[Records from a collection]
::::::::

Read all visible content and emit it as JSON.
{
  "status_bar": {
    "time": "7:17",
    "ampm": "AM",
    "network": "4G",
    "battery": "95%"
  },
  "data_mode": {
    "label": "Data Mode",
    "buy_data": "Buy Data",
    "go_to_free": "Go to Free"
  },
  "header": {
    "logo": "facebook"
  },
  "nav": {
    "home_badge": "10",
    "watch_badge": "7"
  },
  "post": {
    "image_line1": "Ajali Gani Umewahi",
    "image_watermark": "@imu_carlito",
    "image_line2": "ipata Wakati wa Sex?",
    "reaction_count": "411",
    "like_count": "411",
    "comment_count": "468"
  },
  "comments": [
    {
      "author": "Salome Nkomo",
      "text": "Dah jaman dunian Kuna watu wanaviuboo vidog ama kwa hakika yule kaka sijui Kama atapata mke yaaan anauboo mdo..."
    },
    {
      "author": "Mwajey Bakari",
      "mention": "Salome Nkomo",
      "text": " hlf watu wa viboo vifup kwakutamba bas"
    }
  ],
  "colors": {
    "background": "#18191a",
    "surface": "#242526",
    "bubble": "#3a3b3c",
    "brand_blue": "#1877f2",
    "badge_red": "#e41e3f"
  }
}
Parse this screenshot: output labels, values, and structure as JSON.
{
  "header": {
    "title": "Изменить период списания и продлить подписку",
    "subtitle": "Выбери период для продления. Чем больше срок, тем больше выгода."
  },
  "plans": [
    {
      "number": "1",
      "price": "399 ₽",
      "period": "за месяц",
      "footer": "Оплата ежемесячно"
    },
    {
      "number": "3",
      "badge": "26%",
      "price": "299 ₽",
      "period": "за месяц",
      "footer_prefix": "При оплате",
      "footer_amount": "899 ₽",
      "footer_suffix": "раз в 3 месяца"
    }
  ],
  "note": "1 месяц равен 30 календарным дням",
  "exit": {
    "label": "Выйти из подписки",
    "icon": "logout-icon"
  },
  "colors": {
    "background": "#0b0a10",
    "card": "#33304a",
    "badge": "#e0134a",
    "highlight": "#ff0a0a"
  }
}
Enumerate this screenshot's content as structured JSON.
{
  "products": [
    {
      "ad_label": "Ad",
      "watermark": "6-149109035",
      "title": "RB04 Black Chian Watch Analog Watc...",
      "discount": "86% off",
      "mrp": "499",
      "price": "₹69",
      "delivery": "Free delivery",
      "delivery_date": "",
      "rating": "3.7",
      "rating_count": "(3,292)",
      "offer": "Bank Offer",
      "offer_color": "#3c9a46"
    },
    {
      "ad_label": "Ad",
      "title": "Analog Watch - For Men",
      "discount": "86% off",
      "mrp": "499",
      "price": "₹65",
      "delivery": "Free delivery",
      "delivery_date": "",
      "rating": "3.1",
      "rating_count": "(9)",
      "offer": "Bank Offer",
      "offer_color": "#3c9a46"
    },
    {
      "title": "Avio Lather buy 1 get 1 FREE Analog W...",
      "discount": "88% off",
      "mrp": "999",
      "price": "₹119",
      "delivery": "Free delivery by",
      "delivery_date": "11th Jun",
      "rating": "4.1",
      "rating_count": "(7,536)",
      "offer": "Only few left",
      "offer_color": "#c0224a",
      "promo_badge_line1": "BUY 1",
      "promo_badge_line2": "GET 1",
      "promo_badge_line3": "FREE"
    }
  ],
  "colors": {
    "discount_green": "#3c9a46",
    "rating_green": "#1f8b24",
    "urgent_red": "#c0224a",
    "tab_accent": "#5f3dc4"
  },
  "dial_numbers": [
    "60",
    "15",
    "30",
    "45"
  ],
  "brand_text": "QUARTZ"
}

::::::::

- What to do
Read the data above and pull out each line that holds the string "Nkomo".

- Output below
      "author": "Salome Nkomo",
      "mention": "Salome Nkomo",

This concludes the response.